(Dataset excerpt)
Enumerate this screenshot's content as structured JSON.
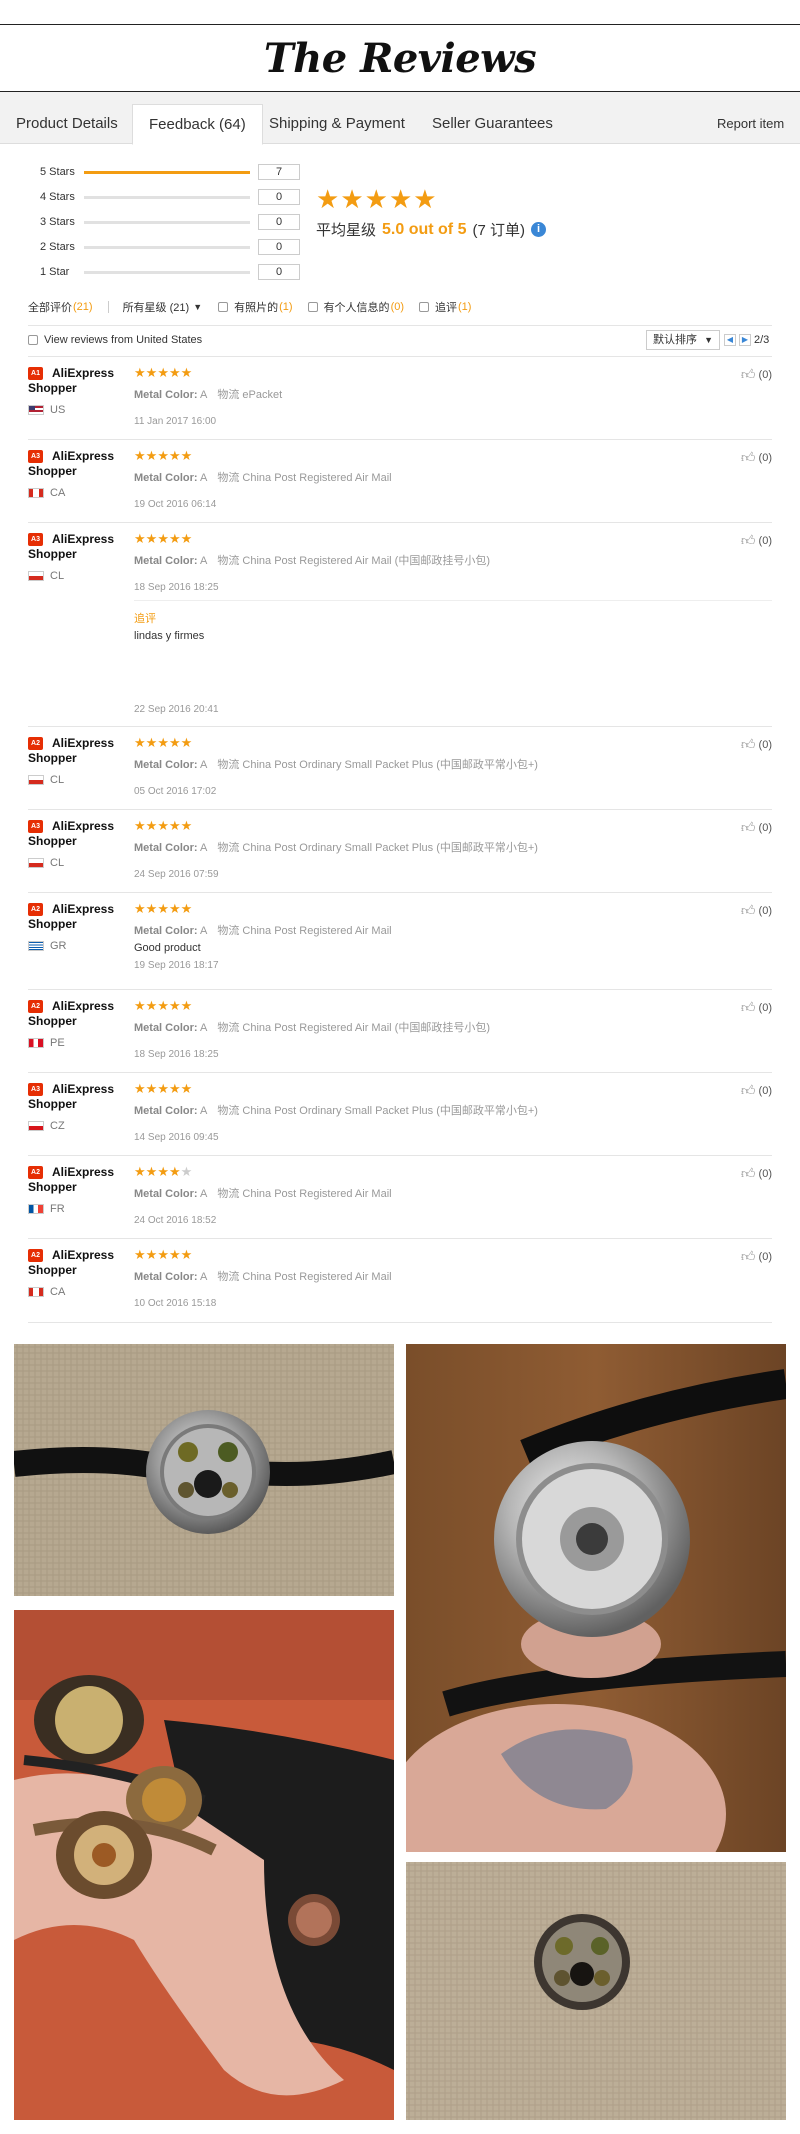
{
  "title": "The Reviews",
  "tabs": [
    {
      "label": "Product Details"
    },
    {
      "label": "Feedback (64)"
    },
    {
      "label": "Shipping & Payment"
    },
    {
      "label": "Seller Guarantees"
    }
  ],
  "report_label": "Report item",
  "summary": {
    "rows": [
      {
        "label": "5 Stars",
        "count": "7",
        "fraction": 1.0
      },
      {
        "label": "4 Stars",
        "count": "0",
        "fraction": 0
      },
      {
        "label": "3 Stars",
        "count": "0",
        "fraction": 0
      },
      {
        "label": "2 Stars",
        "count": "0",
        "fraction": 0
      },
      {
        "label": "1 Star",
        "count": "0",
        "fraction": 0
      }
    ],
    "avg_label": "平均星级",
    "avg_score": "5.0 out of 5",
    "avg_orders": "(7 订单)",
    "avg_star_count": 5
  },
  "filters": {
    "all": "全部评价",
    "all_n": "(21)",
    "stars_select": "所有星级 (21)",
    "photos": "有照片的",
    "photos_n": "(1)",
    "personal": "有个人信息的",
    "personal_n": "(0)",
    "additional": "追评",
    "additional_n": "(1)"
  },
  "view_us_label": "View reviews from United States",
  "sort_label": "默认排序",
  "page_label": "2/3",
  "review_defaults": {
    "user": "AliExpress Shopper",
    "metal_label": "Metal Color:",
    "metal_value": "A",
    "ship_label": "物流"
  },
  "reviews": [
    {
      "badge": "A1",
      "country": "US",
      "stars": 5,
      "ship": "ePacket",
      "date": "11 Jan 2017 16:00",
      "helpful": "(0)"
    },
    {
      "badge": "A3",
      "country": "CA",
      "stars": 5,
      "ship": "China Post Registered Air Mail",
      "date": "19 Oct 2016 06:14",
      "helpful": "(0)"
    },
    {
      "badge": "A3",
      "country": "CL",
      "stars": 5,
      "ship": "China Post Registered Air Mail (中国邮政挂号小包)",
      "date": "18 Sep 2016 18:25",
      "helpful": "(0)",
      "additional_label": "追评",
      "additional_text": "lindas y firmes",
      "additional_date": "22 Sep 2016 20:41"
    },
    {
      "badge": "A2",
      "country": "CL",
      "stars": 5,
      "ship": "China Post Ordinary Small Packet Plus (中国邮政平常小包+)",
      "date": "05 Oct 2016 17:02",
      "helpful": "(0)"
    },
    {
      "badge": "A3",
      "country": "CL",
      "stars": 5,
      "ship": "China Post Ordinary Small Packet Plus (中国邮政平常小包+)",
      "date": "24 Sep 2016 07:59",
      "helpful": "(0)"
    },
    {
      "badge": "A2",
      "country": "GR",
      "stars": 5,
      "ship": "China Post Registered Air Mail",
      "text": "Good product",
      "date": "19 Sep 2016 18:17",
      "helpful": "(0)"
    },
    {
      "badge": "A2",
      "country": "PE",
      "stars": 5,
      "ship": "China Post Registered Air Mail (中国邮政挂号小包)",
      "date": "18 Sep 2016 18:25",
      "helpful": "(0)"
    },
    {
      "badge": "A3",
      "country": "CZ",
      "stars": 5,
      "ship": "China Post Ordinary Small Packet Plus (中国邮政平常小包+)",
      "date": "14 Sep 2016 09:45",
      "helpful": "(0)"
    },
    {
      "badge": "A2",
      "country": "FR",
      "stars": 4,
      "ship": "China Post Registered Air Mail",
      "date": "24 Oct 2016 18:52",
      "helpful": "(0)"
    },
    {
      "badge": "A2",
      "country": "CA",
      "stars": 5,
      "ship": "China Post Registered Air Mail",
      "date": "10 Oct 2016 15:18",
      "helpful": "(0)"
    }
  ],
  "colors": {
    "accent": "#f39c12",
    "badge": "#e62e04",
    "info": "#3a87d6"
  }
}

→ EXERCISE BRIEF: Each line in the records above should be reproduced exactly; images are not copied.

→ TASK OUTPUT:
Enumerate this screenshot's content as structured JSON.
{
  "title": "The Reviews",
  "tabs": [
    {
      "label": "Product Details"
    },
    {
      "label": "Feedback (64)"
    },
    {
      "label": "Shipping & Payment"
    },
    {
      "label": "Seller Guarantees"
    }
  ],
  "report_label": "Report item",
  "summary": {
    "rows": [
      {
        "label": "5 Stars",
        "count": "7",
        "fraction": 1.0
      },
      {
        "label": "4 Stars",
        "count": "0",
        "fraction": 0
      },
      {
        "label": "3 Stars",
        "count": "0",
        "fraction": 0
      },
      {
        "label": "2 Stars",
        "count": "0",
        "fraction": 0
      },
      {
        "label": "1 Star",
        "count": "0",
        "fraction": 0
      }
    ],
    "avg_label": "平均星级",
    "avg_score": "5.0 out of 5",
    "avg_orders": "(7 订单)",
    "avg_star_count": 5
  },
  "filters": {
    "all": "全部评价",
    "all_n": "(21)",
    "stars_select": "所有星级 (21)",
    "photos": "有照片的",
    "photos_n": "(1)",
    "personal": "有个人信息的",
    "personal_n": "(0)",
    "additional": "追评",
    "additional_n": "(1)"
  },
  "view_us_label": "View reviews from United States",
  "sort_label": "默认排序",
  "page_label": "2/3",
  "review_defaults": {
    "user": "AliExpress Shopper",
    "metal_label": "Metal Color:",
    "metal_value": "A",
    "ship_label": "物流"
  },
  "reviews": [
    {
      "badge": "A1",
      "country": "US",
      "stars": 5,
      "ship": "ePacket",
      "date": "11 Jan 2017 16:00",
      "helpful": "(0)"
    },
    {
      "badge": "A3",
      "country": "CA",
      "stars": 5,
      "ship": "China Post Registered Air Mail",
      "date": "19 Oct 2016 06:14",
      "helpful": "(0)"
    },
    {
      "badge": "A3",
      "country": "CL",
      "stars": 5,
      "ship": "China Post Registered Air Mail (中国邮政挂号小包)",
      "date": "18 Sep 2016 18:25",
      "helpful": "(0)",
      "additional_label": "追评",
      "additional_text": "lindas y firmes",
      "additional_date": "22 Sep 2016 20:41"
    },
    {
      "badge": "A2",
      "country": "CL",
      "stars": 5,
      "ship": "China Post Ordinary Small Packet Plus (中国邮政平常小包+)",
      "date": "05 Oct 2016 17:02",
      "helpful": "(0)"
    },
    {
      "badge": "A3",
      "country": "CL",
      "stars": 5,
      "ship": "China Post Ordinary Small Packet Plus (中国邮政平常小包+)",
      "date": "24 Sep 2016 07:59",
      "helpful": "(0)"
    },
    {
      "badge": "A2",
      "country": "GR",
      "stars": 5,
      "ship": "China Post Registered Air Mail",
      "text": "Good product",
      "date": "19 Sep 2016 18:17",
      "helpful": "(0)"
    },
    {
      "badge": "A2",
      "country": "PE",
      "stars": 5,
      "ship": "China Post Registered Air Mail (中国邮政挂号小包)",
      "date": "18 Sep 2016 18:25",
      "helpful": "(0)"
    },
    {
      "badge": "A3",
      "country": "CZ",
      "stars": 5,
      "ship": "China Post Ordinary Small Packet Plus (中国邮政平常小包+)",
      "date": "14 Sep 2016 09:45",
      "helpful": "(0)"
    },
    {
      "badge": "A2",
      "country": "FR",
      "stars": 4,
      "ship": "China Post Registered Air Mail",
      "date": "24 Oct 2016 18:52",
      "helpful": "(0)"
    },
    {
      "badge": "A2",
      "country": "CA",
      "stars": 5,
      "ship": "China Post Registered Air Mail",
      "date": "10 Oct 2016 15:18",
      "helpful": "(0)"
    }
  ],
  "colors": {
    "accent": "#f39c12",
    "badge": "#e62e04",
    "info": "#3a87d6"
  }
}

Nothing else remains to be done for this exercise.